----- DATA SECTION -----
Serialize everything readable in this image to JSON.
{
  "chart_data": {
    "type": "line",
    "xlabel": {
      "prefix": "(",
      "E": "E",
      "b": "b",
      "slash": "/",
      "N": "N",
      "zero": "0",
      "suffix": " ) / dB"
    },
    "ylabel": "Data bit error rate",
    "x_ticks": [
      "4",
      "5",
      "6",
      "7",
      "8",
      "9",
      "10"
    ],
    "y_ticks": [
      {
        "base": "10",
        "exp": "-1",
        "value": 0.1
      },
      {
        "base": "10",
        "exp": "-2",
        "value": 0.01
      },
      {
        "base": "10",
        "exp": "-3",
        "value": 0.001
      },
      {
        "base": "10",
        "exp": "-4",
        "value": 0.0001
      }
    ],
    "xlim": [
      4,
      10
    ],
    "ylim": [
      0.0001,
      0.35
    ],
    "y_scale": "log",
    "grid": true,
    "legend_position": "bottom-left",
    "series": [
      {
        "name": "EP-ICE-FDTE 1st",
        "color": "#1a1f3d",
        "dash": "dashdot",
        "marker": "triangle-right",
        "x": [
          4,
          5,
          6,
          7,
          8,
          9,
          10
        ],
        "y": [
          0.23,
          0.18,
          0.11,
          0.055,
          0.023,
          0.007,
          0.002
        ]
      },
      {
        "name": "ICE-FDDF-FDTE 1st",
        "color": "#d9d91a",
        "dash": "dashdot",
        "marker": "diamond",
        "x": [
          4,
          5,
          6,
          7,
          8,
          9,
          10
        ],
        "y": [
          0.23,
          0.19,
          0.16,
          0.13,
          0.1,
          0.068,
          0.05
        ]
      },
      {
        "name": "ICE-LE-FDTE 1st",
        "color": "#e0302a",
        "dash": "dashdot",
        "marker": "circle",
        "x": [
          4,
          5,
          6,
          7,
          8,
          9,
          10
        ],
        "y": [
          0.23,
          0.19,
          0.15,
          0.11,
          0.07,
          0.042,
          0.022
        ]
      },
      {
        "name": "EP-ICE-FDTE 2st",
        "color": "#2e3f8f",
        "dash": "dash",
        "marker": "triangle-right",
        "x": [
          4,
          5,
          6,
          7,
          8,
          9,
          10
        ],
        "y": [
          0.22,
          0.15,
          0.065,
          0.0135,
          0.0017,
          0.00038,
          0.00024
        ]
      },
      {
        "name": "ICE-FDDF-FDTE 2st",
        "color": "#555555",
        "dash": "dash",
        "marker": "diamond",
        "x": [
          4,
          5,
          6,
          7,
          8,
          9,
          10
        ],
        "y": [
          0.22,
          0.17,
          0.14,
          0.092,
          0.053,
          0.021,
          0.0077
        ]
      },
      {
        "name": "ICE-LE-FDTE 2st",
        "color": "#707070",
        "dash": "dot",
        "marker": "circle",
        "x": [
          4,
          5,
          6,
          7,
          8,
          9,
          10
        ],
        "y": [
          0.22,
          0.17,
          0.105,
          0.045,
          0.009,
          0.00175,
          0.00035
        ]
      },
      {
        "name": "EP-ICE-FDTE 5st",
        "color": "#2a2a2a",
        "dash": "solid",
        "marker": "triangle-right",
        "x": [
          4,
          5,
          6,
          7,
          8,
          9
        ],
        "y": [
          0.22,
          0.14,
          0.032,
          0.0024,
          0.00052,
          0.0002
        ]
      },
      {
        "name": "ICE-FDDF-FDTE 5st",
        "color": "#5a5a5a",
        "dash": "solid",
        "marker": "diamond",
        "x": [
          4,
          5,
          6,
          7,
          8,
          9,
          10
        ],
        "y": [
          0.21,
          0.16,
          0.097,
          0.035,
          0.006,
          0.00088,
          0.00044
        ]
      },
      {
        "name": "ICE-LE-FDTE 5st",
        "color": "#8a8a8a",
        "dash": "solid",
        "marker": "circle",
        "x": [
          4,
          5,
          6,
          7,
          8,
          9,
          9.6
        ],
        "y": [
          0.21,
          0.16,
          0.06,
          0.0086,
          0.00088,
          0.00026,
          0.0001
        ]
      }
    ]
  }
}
-----
Report all lines of the data that include the word "value".

        "value": 0.1
        "value": 0.01
        "value": 0.001
        "value": 0.0001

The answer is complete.